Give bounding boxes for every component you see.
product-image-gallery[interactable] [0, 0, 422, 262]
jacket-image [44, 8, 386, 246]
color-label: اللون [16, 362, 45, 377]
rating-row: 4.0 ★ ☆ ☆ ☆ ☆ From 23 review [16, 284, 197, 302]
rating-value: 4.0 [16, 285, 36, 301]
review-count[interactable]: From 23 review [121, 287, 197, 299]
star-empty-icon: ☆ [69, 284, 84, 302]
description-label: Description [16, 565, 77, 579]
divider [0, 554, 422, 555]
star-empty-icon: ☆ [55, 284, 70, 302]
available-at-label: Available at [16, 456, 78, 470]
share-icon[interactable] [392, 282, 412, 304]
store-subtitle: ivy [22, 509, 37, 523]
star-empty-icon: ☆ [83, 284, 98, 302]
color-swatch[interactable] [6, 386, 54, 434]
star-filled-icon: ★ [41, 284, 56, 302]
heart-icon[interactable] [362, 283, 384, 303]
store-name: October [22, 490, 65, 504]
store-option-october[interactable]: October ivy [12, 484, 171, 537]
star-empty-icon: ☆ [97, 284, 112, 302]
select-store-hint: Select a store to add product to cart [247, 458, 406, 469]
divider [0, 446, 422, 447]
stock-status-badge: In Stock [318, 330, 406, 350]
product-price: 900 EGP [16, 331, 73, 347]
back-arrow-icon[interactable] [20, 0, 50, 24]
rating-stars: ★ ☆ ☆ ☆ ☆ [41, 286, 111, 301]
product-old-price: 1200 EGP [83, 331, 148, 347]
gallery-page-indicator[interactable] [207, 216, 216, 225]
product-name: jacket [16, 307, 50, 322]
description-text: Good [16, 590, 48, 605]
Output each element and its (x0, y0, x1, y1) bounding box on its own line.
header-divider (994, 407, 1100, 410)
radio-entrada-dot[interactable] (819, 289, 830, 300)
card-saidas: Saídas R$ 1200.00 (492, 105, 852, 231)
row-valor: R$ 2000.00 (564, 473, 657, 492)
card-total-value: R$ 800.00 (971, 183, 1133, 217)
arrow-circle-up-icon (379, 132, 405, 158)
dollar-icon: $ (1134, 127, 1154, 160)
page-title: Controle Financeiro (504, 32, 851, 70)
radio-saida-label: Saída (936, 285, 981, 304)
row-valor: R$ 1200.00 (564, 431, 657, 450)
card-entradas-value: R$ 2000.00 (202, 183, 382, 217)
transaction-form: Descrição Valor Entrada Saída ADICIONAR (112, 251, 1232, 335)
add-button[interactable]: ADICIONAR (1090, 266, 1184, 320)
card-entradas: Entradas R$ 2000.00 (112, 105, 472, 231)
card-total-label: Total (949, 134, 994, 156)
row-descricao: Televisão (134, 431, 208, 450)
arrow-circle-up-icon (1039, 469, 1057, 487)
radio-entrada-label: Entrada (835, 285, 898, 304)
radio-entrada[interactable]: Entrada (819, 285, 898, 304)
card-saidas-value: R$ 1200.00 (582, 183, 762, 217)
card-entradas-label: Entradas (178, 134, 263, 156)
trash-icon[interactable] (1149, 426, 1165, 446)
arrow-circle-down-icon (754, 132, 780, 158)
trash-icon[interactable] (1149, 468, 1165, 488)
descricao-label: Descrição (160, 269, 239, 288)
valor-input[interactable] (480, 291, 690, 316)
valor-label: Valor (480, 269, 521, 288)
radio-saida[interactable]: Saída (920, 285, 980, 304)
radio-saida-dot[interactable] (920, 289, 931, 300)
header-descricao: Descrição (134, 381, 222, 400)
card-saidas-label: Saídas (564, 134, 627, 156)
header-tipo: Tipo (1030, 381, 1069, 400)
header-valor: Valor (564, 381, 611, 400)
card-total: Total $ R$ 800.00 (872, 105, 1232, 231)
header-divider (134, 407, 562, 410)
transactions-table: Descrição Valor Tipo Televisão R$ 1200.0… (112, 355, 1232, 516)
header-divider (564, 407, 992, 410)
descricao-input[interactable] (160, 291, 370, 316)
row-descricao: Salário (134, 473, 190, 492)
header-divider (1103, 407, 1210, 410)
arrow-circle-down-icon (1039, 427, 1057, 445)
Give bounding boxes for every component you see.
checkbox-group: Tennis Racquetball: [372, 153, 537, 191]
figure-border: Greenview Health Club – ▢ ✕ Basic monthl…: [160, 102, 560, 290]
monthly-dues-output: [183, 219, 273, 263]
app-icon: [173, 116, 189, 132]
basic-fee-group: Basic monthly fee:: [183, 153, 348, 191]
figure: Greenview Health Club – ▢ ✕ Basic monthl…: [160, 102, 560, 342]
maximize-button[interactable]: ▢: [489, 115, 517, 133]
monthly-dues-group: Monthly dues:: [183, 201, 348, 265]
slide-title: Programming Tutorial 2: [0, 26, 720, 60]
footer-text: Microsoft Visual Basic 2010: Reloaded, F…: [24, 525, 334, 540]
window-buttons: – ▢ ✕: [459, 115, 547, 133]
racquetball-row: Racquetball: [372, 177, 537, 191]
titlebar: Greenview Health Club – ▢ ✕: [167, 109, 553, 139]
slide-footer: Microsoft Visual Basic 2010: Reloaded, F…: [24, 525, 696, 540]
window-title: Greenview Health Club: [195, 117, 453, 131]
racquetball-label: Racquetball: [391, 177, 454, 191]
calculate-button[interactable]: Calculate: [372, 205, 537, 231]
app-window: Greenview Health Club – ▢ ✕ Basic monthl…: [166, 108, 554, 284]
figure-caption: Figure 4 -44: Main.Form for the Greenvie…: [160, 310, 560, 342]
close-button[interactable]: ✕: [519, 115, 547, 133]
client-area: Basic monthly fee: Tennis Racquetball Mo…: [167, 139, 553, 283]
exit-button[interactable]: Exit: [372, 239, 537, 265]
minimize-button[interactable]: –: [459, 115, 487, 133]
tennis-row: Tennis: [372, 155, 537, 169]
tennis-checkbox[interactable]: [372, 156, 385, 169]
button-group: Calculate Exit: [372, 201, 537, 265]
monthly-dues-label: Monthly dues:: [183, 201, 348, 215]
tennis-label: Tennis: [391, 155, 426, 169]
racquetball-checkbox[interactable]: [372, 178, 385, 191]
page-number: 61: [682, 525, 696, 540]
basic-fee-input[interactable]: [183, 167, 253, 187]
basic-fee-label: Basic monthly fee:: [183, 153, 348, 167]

WRITTEN TASK -> Convert every line of the material above into a numbered list, leaving out any blank lines.

THE SOLUTION ->
1. Give bounding boxes for every component you see.
2. product-image-gallery[interactable] [0, 0, 422, 262]
3. jacket-image [44, 8, 386, 246]
4. color-label: اللون [16, 362, 45, 377]
5. rating-row: 4.0 ★ ☆ ☆ ☆ ☆ From 23 review [16, 284, 197, 302]
6. rating-value: 4.0 [16, 285, 36, 301]
7. review-count[interactable]: From 23 review [121, 287, 197, 299]
8. star-empty-icon: ☆ [69, 284, 84, 302]
9. description-label: Description [16, 565, 77, 579]
10. divider [0, 554, 422, 555]
11. star-empty-icon: ☆ [55, 284, 70, 302]
12. available-at-label: Available at [16, 456, 78, 470]
13. share-icon[interactable] [392, 282, 412, 304]
14. store-subtitle: ivy [22, 509, 37, 523]
15. star-empty-icon: ☆ [83, 284, 98, 302]
16. color-swatch[interactable] [6, 386, 54, 434]
17. star-filled-icon: ★ [41, 284, 56, 302]
18. heart-icon[interactable] [362, 283, 384, 303]
19. store-name: October [22, 490, 65, 504]
20. store-option-october[interactable]: October ivy [12, 484, 171, 537]
21. star-empty-icon: ☆ [97, 284, 112, 302]
22. select-store-hint: Select a store to add product to cart [247, 458, 406, 469]
23. divider [0, 446, 422, 447]
24. stock-status-badge: In Stock [318, 330, 406, 350]
25. product-price: 900 EGP [16, 331, 73, 347]
26. back-arrow-icon[interactable] [20, 0, 50, 24]
27. rating-stars: ★ ☆ ☆ ☆ ☆ [41, 286, 111, 301]
28. product-old-price: 1200 EGP [83, 331, 148, 347]
29. gallery-page-indicator[interactable] [207, 216, 216, 225]
30. product-name: jacket [16, 307, 50, 322]
31. description-text: Good [16, 590, 48, 605]
32. Output each element and its (x0, y0, x1, y1) bounding box on its own line.
33. header-divider (994, 407, 1100, 410)
34. radio-entrada-dot[interactable] (819, 289, 830, 300)
35. card-saidas: Saídas R$ 1200.00 (492, 105, 852, 231)
36. row-valor: R$ 2000.00 (564, 473, 657, 492)
37. card-total-value: R$ 800.00 (971, 183, 1133, 217)
38. arrow-circle-up-icon (379, 132, 405, 158)
39. dollar-icon: $ (1134, 127, 1154, 160)
40. page-title: Controle Financeiro (504, 32, 851, 70)
41. radio-saida-label: Saída (936, 285, 981, 304)
42. row-valor: R$ 1200.00 (564, 431, 657, 450)
43. card-entradas-value: R$ 2000.00 (202, 183, 382, 217)
44. transaction-form: Descrição Valor Entrada Saída ADICIONAR (112, 251, 1232, 335)
45. add-button[interactable]: ADICIONAR (1090, 266, 1184, 320)
46. card-entradas: Entradas R$ 2000.00 (112, 105, 472, 231)
47. card-total-label: Total (949, 134, 994, 156)
48. row-descricao: Televisão (134, 431, 208, 450)
49. arrow-circle-up-icon (1039, 469, 1057, 487)
50. radio-entrada-label: Entrada (835, 285, 898, 304)
51. radio-entrada[interactable]: Entrada (819, 285, 898, 304)
52. card-saidas-value: R$ 1200.00 (582, 183, 762, 217)
53. card-entradas-label: Entradas (178, 134, 263, 156)
54. trash-icon[interactable] (1149, 426, 1165, 446)
55. arrow-circle-down-icon (754, 132, 780, 158)
56. trash-icon[interactable] (1149, 468, 1165, 488)
57. descricao-label: Descrição (160, 269, 239, 288)
58. valor-input[interactable] (480, 291, 690, 316)
59. valor-label: Valor (480, 269, 521, 288)
60. radio-saida[interactable]: Saída (920, 285, 980, 304)
61. radio-saida-dot[interactable] (920, 289, 931, 300)
62. header-descricao: Descrição (134, 381, 222, 400)
63. card-saidas-label: Saídas (564, 134, 627, 156)
64. header-tipo: Tipo (1030, 381, 1069, 400)
65. header-valor: Valor (564, 381, 611, 400)
66. card-total: Total $ R$ 800.00 (872, 105, 1232, 231)
67. header-divider (134, 407, 562, 410)
68. transactions-table: Descrição Valor Tipo Televisão R$ 1200.0… (112, 355, 1232, 516)
69. header-divider (564, 407, 992, 410)
70. descricao-input[interactable] (160, 291, 370, 316)
71. row-descricao: Salário (134, 473, 190, 492)
72. header-divider (1103, 407, 1210, 410)
73. arrow-circle-down-icon (1039, 427, 1057, 445)
74. Give bounding boxes for every component you see.
75. checkbox-group: Tennis Racquetball: [372, 153, 537, 191]
76. figure-border: Greenview Health Club – ▢ ✕ Basic monthl…: [160, 102, 560, 290]
77. monthly-dues-output: [183, 219, 273, 263]
78. app-icon: [173, 116, 189, 132]
79. basic-fee-group: Basic monthly fee:: [183, 153, 348, 191]
80. figure: Greenview Health Club – ▢ ✕ Basic monthl…: [160, 102, 560, 342]
81. maximize-button[interactable]: ▢: [489, 115, 517, 133]
82. monthly-dues-group: Monthly dues:: [183, 201, 348, 265]
83. slide-title: Programming Tutorial 2: [0, 26, 720, 60]
84. footer-text: Microsoft Visual Basic 2010: Reloaded, F…: [24, 525, 334, 540]
85. window-buttons: – ▢ ✕: [459, 115, 547, 133]
86. racquetball-row: Racquetball: [372, 177, 537, 191]
87. titlebar: Greenview Health Club – ▢ ✕: [167, 109, 553, 139]
88. slide-footer: Microsoft Visual Basic 2010: Reloaded, F…: [24, 525, 696, 540]
89. window-title: Greenview Health Club: [195, 117, 453, 131]
90. racquetball-label: Racquetball: [391, 177, 454, 191]
91. calculate-button[interactable]: Calculate: [372, 205, 537, 231]
92. app-window: Greenview Health Club – ▢ ✕ Basic monthl…: [166, 108, 554, 284]
93. figure-caption: Figure 4 -44: Main.Form for the Greenvie…: [160, 310, 560, 342]
94. close-button[interactable]: ✕: [519, 115, 547, 133]
95. client-area: Basic monthly fee: Tennis Racquetball Mo…: [167, 139, 553, 283]
96. exit-button[interactable]: Exit: [372, 239, 537, 265]
97. minimize-button[interactable]: –: [459, 115, 487, 133]
98. tennis-row: Tennis: [372, 155, 537, 169]
99. tennis-checkbox[interactable]: [372, 156, 385, 169]
100. button-group: Calculate Exit: [372, 201, 537, 265]
101. monthly-dues-label: Monthly dues:: [183, 201, 348, 215]
102. tennis-label: Tennis: [391, 155, 426, 169]
103. racquetball-checkbox[interactable]: [372, 178, 385, 191]
104. page-number: 61: [682, 525, 696, 540]
105. basic-fee-input[interactable]: [183, 167, 253, 187]
106. basic-fee-label: Basic monthly fee:: [183, 153, 348, 167]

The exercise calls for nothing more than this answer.